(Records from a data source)
▼
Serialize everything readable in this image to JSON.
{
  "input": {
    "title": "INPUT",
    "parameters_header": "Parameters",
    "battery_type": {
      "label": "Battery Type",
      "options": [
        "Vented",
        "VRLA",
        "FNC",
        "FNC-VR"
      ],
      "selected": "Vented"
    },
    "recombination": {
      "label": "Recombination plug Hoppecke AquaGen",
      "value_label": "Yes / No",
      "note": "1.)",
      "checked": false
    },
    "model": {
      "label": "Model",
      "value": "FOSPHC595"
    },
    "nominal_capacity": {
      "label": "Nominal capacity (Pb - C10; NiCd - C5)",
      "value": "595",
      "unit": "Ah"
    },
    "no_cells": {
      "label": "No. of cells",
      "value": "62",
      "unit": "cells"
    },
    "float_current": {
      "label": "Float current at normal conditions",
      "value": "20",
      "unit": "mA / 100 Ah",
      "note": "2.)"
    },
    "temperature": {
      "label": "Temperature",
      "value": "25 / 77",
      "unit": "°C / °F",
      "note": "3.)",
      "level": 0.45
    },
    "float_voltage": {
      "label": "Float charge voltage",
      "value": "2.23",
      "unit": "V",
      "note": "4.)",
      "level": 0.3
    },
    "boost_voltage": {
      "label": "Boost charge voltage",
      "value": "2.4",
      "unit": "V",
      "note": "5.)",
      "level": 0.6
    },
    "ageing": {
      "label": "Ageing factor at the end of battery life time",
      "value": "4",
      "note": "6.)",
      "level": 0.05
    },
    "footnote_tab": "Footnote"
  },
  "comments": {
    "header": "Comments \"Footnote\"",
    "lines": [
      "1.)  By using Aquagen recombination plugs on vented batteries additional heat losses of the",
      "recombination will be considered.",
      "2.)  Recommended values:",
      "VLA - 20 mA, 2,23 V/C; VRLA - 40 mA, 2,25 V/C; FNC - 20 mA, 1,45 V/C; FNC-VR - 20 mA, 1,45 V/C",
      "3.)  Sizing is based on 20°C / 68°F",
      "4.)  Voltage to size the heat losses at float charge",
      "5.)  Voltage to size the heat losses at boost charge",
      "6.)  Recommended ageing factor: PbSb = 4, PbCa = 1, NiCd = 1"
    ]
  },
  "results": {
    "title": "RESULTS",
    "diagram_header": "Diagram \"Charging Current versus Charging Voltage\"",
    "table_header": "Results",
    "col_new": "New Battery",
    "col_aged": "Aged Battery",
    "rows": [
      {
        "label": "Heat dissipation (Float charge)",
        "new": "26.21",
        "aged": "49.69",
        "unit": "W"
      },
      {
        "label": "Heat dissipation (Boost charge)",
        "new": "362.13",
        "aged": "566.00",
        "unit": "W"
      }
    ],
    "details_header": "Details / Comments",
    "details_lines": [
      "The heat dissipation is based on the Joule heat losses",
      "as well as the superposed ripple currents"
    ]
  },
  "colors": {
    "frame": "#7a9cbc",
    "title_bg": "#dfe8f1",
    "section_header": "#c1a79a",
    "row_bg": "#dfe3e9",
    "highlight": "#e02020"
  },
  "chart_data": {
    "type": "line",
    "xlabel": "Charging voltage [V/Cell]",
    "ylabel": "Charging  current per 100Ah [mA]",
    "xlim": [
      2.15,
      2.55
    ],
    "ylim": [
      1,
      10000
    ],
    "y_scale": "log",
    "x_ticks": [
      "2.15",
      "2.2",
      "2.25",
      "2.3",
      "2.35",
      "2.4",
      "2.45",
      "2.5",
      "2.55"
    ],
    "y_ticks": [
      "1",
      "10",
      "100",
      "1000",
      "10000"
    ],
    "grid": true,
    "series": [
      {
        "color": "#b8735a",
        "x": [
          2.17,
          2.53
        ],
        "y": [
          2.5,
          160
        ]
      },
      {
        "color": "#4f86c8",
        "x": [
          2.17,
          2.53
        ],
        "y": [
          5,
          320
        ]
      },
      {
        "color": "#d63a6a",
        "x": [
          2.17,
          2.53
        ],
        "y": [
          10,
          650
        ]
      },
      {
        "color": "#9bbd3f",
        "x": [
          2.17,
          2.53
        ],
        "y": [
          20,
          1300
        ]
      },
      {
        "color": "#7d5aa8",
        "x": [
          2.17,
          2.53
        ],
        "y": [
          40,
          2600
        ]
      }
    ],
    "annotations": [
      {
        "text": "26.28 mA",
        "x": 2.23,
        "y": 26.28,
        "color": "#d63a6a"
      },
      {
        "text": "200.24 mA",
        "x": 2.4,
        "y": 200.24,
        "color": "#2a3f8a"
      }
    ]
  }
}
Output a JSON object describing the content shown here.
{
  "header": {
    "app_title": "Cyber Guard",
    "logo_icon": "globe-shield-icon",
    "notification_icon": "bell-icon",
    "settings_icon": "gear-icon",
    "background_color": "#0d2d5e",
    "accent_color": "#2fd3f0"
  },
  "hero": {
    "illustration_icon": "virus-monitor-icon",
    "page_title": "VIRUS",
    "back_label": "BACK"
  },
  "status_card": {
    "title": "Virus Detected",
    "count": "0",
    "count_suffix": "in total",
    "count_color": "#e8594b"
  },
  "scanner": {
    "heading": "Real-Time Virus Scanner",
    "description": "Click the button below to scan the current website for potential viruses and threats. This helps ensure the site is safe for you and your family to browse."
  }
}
▲
Problem - Recopy all of the records verbatim.

Exercise answer -
Serialize everything readable in this image to JSON.
{
  "input": {
    "title": "INPUT",
    "parameters_header": "Parameters",
    "battery_type": {
      "label": "Battery Type",
      "options": [
        "Vented",
        "VRLA",
        "FNC",
        "FNC-VR"
      ],
      "selected": "Vented"
    },
    "recombination": {
      "label": "Recombination plug Hoppecke AquaGen",
      "value_label": "Yes / No",
      "note": "1.)",
      "checked": false
    },
    "model": {
      "label": "Model",
      "value": "FOSPHC595"
    },
    "nominal_capacity": {
      "label": "Nominal capacity (Pb - C10; NiCd - C5)",
      "value": "595",
      "unit": "Ah"
    },
    "no_cells": {
      "label": "No. of cells",
      "value": "62",
      "unit": "cells"
    },
    "float_current": {
      "label": "Float current at normal conditions",
      "value": "20",
      "unit": "mA / 100 Ah",
      "note": "2.)"
    },
    "temperature": {
      "label": "Temperature",
      "value": "25 / 77",
      "unit": "°C / °F",
      "note": "3.)",
      "level": 0.45
    },
    "float_voltage": {
      "label": "Float charge voltage",
      "value": "2.23",
      "unit": "V",
      "note": "4.)",
      "level": 0.3
    },
    "boost_voltage": {
      "label": "Boost charge voltage",
      "value": "2.4",
      "unit": "V",
      "note": "5.)",
      "level": 0.6
    },
    "ageing": {
      "label": "Ageing factor at the end of battery life time",
      "value": "4",
      "note": "6.)",
      "level": 0.05
    },
    "footnote_tab": "Footnote"
  },
  "comments": {
    "header": "Comments \"Footnote\"",
    "lines": [
      "1.)  By using Aquagen recombination plugs on vented batteries additional heat losses of the",
      "recombination will be considered.",
      "2.)  Recommended values:",
      "VLA - 20 mA, 2,23 V/C; VRLA - 40 mA, 2,25 V/C; FNC - 20 mA, 1,45 V/C; FNC-VR - 20 mA, 1,45 V/C",
      "3.)  Sizing is based on 20°C / 68°F",
      "4.)  Voltage to size the heat losses at float charge",
      "5.)  Voltage to size the heat losses at boost charge",
      "6.)  Recommended ageing factor: PbSb = 4, PbCa = 1, NiCd = 1"
    ]
  },
  "results": {
    "title": "RESULTS",
    "diagram_header": "Diagram \"Charging Current versus Charging Voltage\"",
    "table_header": "Results",
    "col_new": "New Battery",
    "col_aged": "Aged Battery",
    "rows": [
      {
        "label": "Heat dissipation (Float charge)",
        "new": "26.21",
        "aged": "49.69",
        "unit": "W"
      },
      {
        "label": "Heat dissipation (Boost charge)",
        "new": "362.13",
        "aged": "566.00",
        "unit": "W"
      }
    ],
    "details_header": "Details / Comments",
    "details_lines": [
      "The heat dissipation is based on the Joule heat losses",
      "as well as the superposed ripple currents"
    ]
  },
  "colors": {
    "frame": "#7a9cbc",
    "title_bg": "#dfe8f1",
    "section_header": "#c1a79a",
    "row_bg": "#dfe3e9",
    "highlight": "#e02020"
  },
  "chart_data": {
    "type": "line",
    "xlabel": "Charging voltage [V/Cell]",
    "ylabel": "Charging  current per 100Ah [mA]",
    "xlim": [
      2.15,
      2.55
    ],
    "ylim": [
      1,
      10000
    ],
    "y_scale": "log",
    "x_ticks": [
      "2.15",
      "2.2",
      "2.25",
      "2.3",
      "2.35",
      "2.4",
      "2.45",
      "2.5",
      "2.55"
    ],
    "y_ticks": [
      "1",
      "10",
      "100",
      "1000",
      "10000"
    ],
    "grid": true,
    "series": [
      {
        "color": "#b8735a",
        "x": [
          2.17,
          2.53
        ],
        "y": [
          2.5,
          160
        ]
      },
      {
        "color": "#4f86c8",
        "x": [
          2.17,
          2.53
        ],
        "y": [
          5,
          320
        ]
      },
      {
        "color": "#d63a6a",
        "x": [
          2.17,
          2.53
        ],
        "y": [
          10,
          650
        ]
      },
      {
        "color": "#9bbd3f",
        "x": [
          2.17,
          2.53
        ],
        "y": [
          20,
          1300
        ]
      },
      {
        "color": "#7d5aa8",
        "x": [
          2.17,
          2.53
        ],
        "y": [
          40,
          2600
        ]
      }
    ],
    "annotations": [
      {
        "text": "26.28 mA",
        "x": 2.23,
        "y": 26.28,
        "color": "#d63a6a"
      },
      {
        "text": "200.24 mA",
        "x": 2.4,
        "y": 200.24,
        "color": "#2a3f8a"
      }
    ]
  }
}
Output a JSON object describing the content shown here.
{
  "header": {
    "app_title": "Cyber Guard",
    "logo_icon": "globe-shield-icon",
    "notification_icon": "bell-icon",
    "settings_icon": "gear-icon",
    "background_color": "#0d2d5e",
    "accent_color": "#2fd3f0"
  },
  "hero": {
    "illustration_icon": "virus-monitor-icon",
    "page_title": "VIRUS",
    "back_label": "BACK"
  },
  "status_card": {
    "title": "Virus Detected",
    "count": "0",
    "count_suffix": "in total",
    "count_color": "#e8594b"
  },
  "scanner": {
    "heading": "Real-Time Virus Scanner",
    "description": "Click the button below to scan the current website for potential viruses and threats. This helps ensure the site is safe for you and your family to browse."
  }
}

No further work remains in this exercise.